WHAT THE TASK ASKS: Can you list every line of the data below that contains the string "axis"?

□ □ □

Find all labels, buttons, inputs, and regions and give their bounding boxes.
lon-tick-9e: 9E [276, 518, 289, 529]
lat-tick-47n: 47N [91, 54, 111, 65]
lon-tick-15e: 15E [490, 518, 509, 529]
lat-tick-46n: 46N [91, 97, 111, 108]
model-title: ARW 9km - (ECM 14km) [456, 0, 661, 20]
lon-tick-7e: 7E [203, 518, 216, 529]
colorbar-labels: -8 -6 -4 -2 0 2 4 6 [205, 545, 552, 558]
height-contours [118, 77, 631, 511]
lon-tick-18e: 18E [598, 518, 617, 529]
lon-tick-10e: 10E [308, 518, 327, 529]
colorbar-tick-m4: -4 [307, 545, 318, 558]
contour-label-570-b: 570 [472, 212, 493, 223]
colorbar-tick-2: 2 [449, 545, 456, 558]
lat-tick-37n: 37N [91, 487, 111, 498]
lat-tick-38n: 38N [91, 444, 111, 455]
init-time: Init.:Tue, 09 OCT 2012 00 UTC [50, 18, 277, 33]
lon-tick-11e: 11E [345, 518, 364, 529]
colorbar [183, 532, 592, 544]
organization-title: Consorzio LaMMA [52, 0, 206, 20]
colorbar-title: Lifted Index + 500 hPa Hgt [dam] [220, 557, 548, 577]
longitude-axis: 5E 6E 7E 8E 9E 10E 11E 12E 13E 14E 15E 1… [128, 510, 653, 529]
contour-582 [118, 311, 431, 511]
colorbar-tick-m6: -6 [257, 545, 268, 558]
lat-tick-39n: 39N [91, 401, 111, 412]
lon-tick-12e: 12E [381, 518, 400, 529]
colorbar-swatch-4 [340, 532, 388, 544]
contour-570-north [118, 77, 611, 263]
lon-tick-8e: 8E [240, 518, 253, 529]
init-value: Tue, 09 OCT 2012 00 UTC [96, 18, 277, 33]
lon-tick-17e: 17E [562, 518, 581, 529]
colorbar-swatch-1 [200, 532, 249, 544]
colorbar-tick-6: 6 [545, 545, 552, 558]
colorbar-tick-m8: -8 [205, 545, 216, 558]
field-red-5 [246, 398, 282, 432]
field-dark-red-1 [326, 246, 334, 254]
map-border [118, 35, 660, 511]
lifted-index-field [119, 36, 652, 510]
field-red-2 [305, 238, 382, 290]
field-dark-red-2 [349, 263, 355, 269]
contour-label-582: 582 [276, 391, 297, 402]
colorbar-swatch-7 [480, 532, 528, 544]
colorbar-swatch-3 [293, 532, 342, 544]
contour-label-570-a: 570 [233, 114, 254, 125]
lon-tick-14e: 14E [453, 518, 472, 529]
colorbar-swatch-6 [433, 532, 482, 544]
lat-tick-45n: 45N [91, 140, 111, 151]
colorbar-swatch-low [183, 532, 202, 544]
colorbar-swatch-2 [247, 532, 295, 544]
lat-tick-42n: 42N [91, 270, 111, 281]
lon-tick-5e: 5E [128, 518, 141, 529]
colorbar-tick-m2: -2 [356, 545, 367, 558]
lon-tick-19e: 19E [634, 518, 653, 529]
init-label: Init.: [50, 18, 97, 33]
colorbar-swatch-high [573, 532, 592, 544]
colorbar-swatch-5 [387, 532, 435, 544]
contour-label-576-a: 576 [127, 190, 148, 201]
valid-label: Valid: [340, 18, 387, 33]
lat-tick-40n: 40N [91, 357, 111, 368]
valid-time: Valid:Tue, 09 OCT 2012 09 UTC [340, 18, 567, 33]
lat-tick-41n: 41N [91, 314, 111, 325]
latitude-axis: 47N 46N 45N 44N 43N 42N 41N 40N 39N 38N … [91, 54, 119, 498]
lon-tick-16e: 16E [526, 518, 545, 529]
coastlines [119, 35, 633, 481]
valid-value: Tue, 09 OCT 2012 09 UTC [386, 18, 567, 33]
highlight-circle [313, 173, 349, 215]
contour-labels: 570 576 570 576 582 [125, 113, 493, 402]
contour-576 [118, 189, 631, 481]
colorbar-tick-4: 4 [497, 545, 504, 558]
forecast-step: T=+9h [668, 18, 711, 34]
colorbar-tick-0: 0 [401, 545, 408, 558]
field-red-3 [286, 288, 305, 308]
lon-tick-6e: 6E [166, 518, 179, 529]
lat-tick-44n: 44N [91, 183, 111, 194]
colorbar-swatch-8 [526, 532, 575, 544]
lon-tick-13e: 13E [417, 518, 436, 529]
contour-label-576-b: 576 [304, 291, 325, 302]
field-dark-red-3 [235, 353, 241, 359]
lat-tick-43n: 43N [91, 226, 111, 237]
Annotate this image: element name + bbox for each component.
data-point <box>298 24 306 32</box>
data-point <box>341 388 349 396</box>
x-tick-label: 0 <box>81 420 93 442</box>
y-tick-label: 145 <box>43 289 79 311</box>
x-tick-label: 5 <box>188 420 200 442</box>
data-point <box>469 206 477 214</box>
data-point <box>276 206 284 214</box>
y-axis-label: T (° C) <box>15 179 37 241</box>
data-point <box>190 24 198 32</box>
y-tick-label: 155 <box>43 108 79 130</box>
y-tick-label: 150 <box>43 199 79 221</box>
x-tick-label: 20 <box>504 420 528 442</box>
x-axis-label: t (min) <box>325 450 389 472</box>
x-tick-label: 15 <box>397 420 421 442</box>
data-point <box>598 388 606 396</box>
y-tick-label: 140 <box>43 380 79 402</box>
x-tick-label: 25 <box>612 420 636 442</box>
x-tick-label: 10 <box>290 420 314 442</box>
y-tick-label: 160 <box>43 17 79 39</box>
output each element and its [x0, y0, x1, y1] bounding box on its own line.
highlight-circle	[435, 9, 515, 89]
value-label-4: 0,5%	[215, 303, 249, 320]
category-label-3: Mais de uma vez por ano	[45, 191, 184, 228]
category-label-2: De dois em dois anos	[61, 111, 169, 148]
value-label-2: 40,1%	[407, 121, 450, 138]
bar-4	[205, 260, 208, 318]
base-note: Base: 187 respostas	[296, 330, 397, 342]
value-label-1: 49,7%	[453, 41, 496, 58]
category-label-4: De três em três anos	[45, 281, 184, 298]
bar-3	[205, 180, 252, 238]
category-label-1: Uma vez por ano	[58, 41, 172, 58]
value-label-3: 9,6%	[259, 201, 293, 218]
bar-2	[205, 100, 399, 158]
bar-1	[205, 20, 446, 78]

□ □ □

ANSWER TO THIS TASK:
longitude-axis: 5E 6E 7E 8E 9E 10E 11E 12E 13E 14E 15E 1… [128, 510, 653, 529]
latitude-axis: 47N 46N 45N 44N 43N 42N 41N 40N 39N 38N … [91, 54, 119, 498]
y-axis-label: T (° C) <box>15 179 37 241</box>
x-axis-label: t (min) <box>325 450 389 472</box>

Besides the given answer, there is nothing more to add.